*WHAT YOU NEED TO DO*.
Pictures aside, repeat every entry exactly.

Start of RECORDS SHOWN

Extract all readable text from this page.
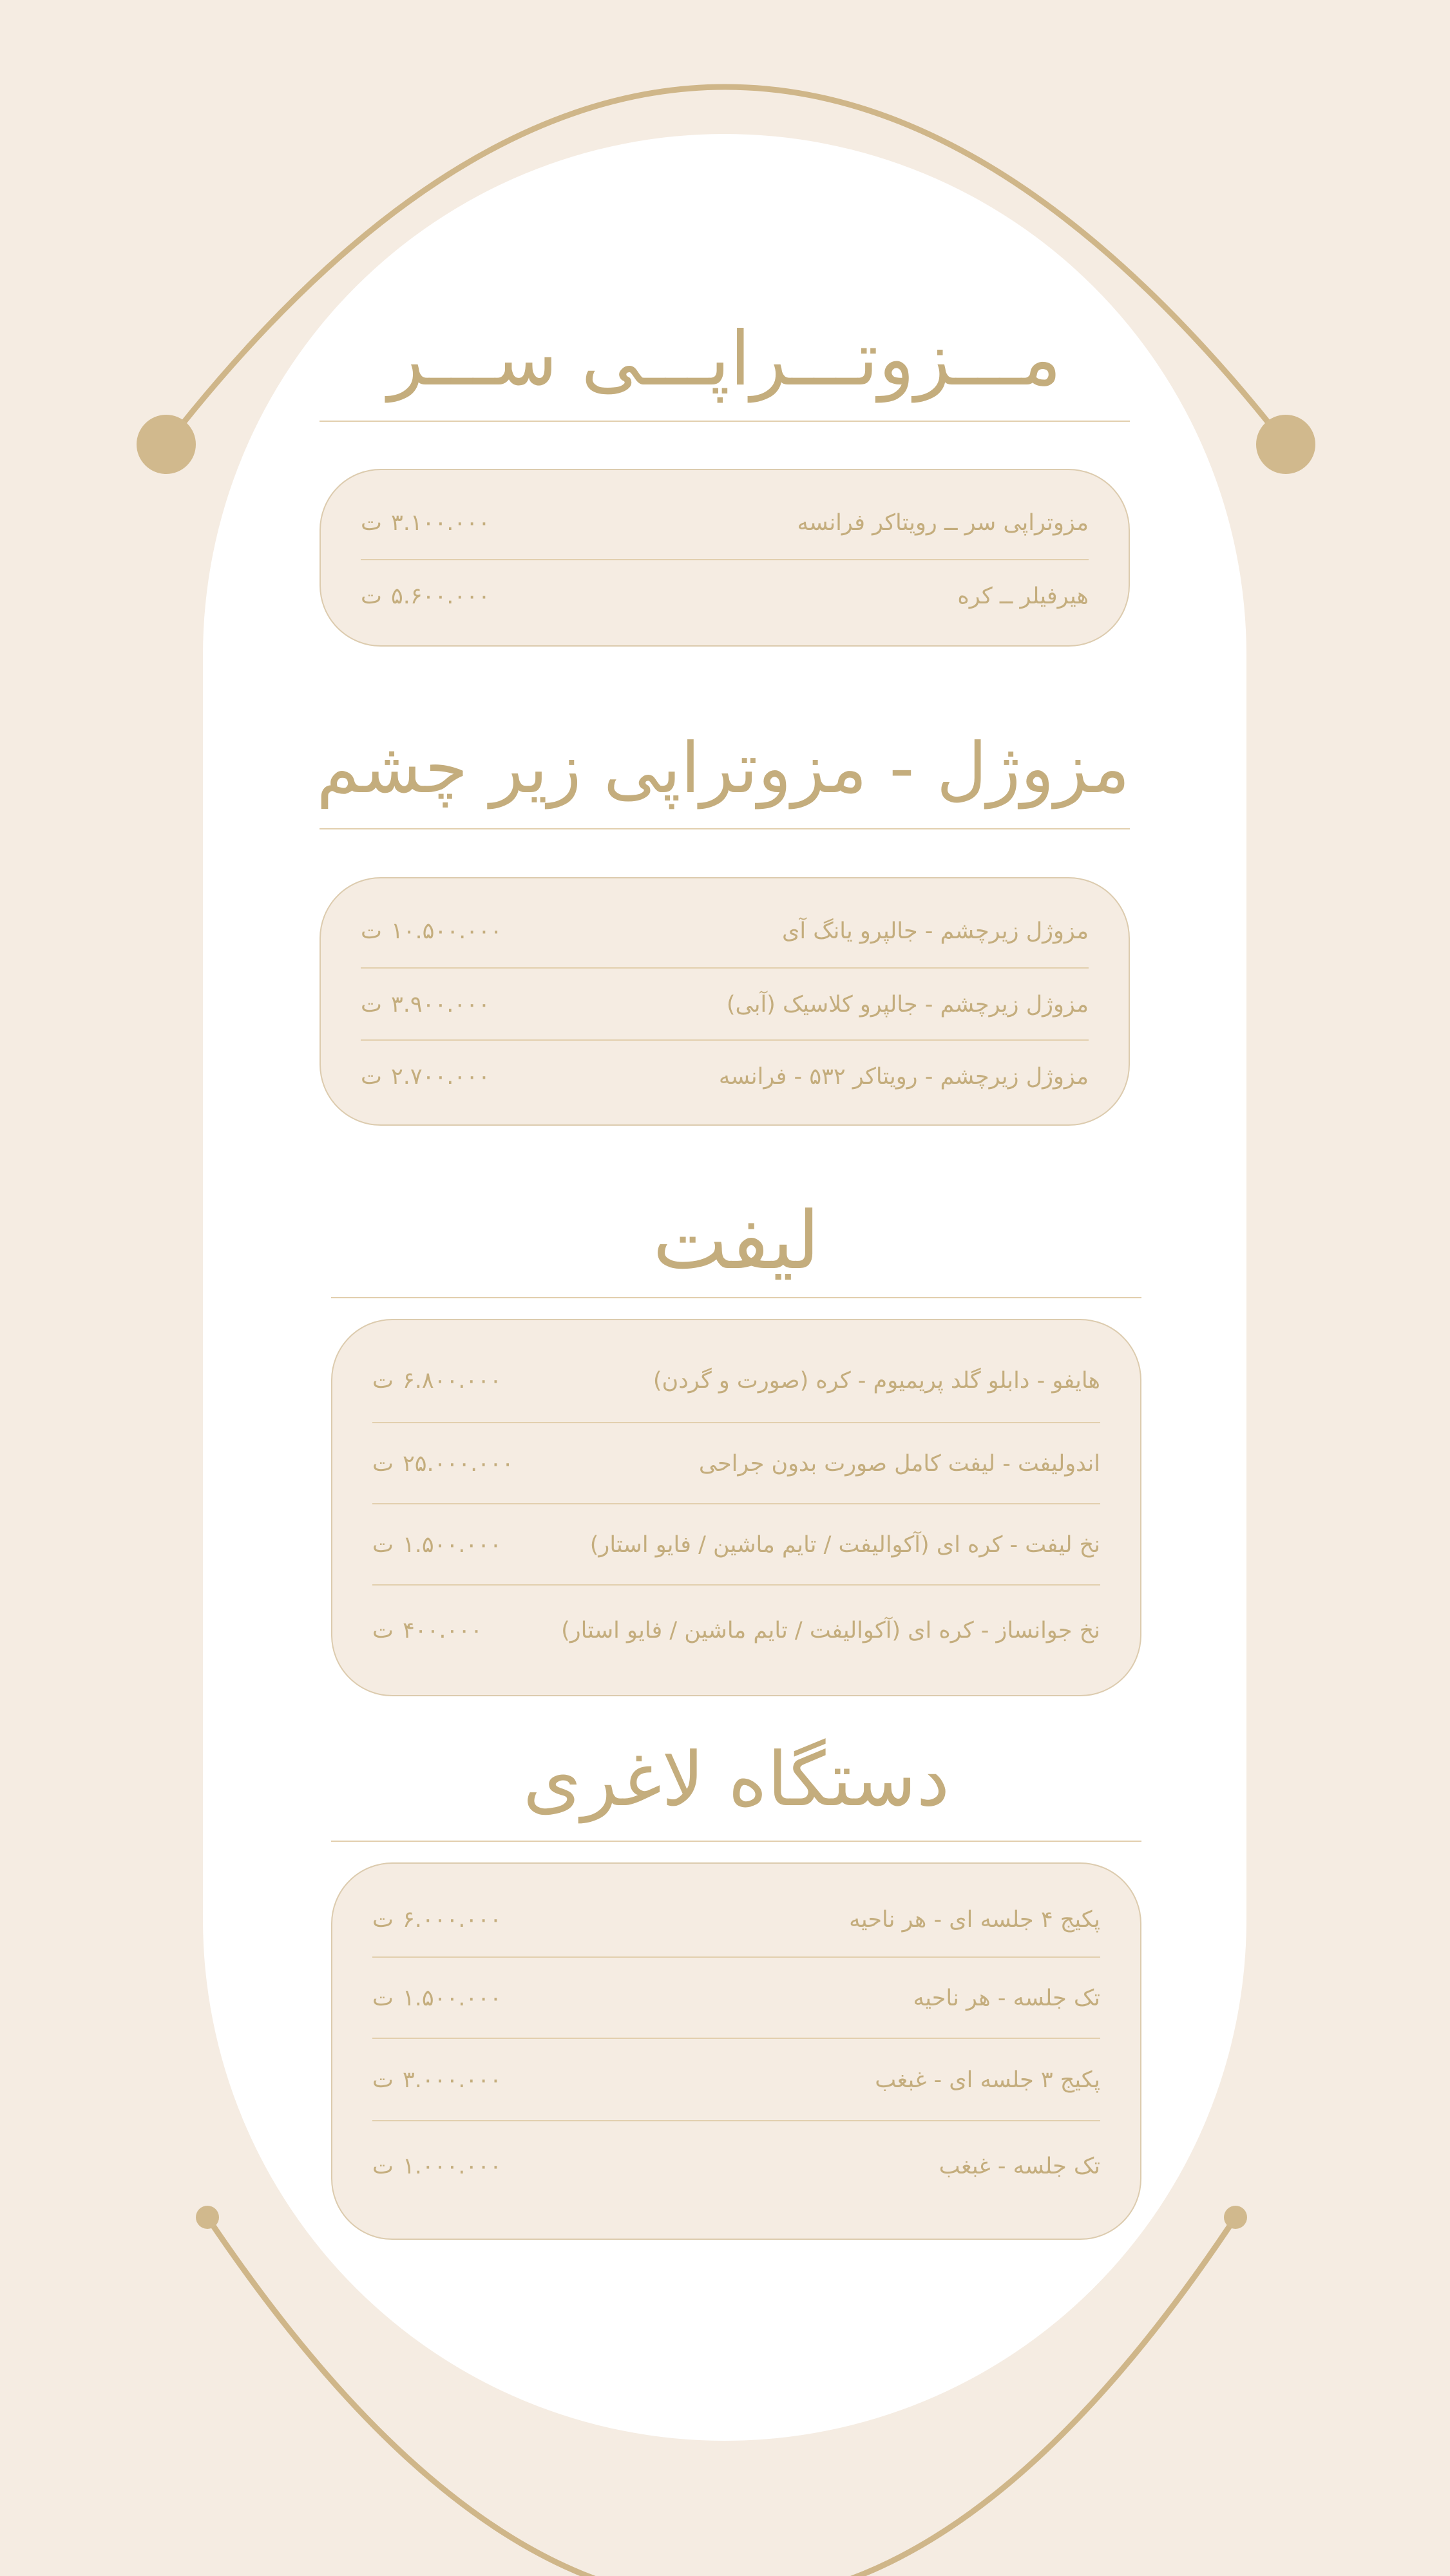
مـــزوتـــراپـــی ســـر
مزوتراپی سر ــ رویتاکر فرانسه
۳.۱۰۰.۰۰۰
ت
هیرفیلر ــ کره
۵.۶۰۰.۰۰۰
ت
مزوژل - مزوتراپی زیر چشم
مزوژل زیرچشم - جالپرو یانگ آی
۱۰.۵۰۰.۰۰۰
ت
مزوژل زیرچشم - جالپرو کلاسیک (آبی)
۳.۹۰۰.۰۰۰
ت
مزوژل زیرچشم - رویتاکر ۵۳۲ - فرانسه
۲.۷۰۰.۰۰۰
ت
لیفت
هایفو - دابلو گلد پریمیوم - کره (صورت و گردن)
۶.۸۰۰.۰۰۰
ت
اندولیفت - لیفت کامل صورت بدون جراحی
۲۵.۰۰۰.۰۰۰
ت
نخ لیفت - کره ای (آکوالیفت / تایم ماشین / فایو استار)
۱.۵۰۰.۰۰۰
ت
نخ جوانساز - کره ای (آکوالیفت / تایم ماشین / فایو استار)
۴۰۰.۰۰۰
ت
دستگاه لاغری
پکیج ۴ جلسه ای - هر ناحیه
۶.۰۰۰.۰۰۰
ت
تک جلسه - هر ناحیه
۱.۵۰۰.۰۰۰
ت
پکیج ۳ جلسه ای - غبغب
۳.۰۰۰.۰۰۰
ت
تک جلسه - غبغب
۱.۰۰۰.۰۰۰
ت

End of RECORDS SHOWN

*ANSWER*.
Extract all readable text from this page.
مـــزوتـــراپـــی ســـر
مزوتراپی سر ــ رویتاکر فرانسه
۳.۱۰۰.۰۰۰
ت
هیرفیلر ــ کره
۵.۶۰۰.۰۰۰
ت
مزوژل - مزوتراپی زیر چشم
مزوژل زیرچشم - جالپرو یانگ آی
۱۰.۵۰۰.۰۰۰
ت
مزوژل زیرچشم - جالپرو کلاسیک (آبی)
۳.۹۰۰.۰۰۰
ت
مزوژل زیرچشم - رویتاکر ۵۳۲ - فرانسه
۲.۷۰۰.۰۰۰
ت
لیفت
هایفو - دابلو گلد پریمیوم - کره (صورت و گردن)
۶.۸۰۰.۰۰۰
ت
اندولیفت - لیفت کامل صورت بدون جراحی
۲۵.۰۰۰.۰۰۰
ت
نخ لیفت - کره ای (آکوالیفت / تایم ماشین / فایو استار)
۱.۵۰۰.۰۰۰
ت
نخ جوانساز - کره ای (آکوالیفت / تایم ماشین / فایو استار)
۴۰۰.۰۰۰
ت
دستگاه لاغری
پکیج ۴ جلسه ای - هر ناحیه
۶.۰۰۰.۰۰۰
ت
تک جلسه - هر ناحیه
۱.۵۰۰.۰۰۰
ت
پکیج ۳ جلسه ای - غبغب
۳.۰۰۰.۰۰۰
ت
تک جلسه - غبغب
۱.۰۰۰.۰۰۰
ت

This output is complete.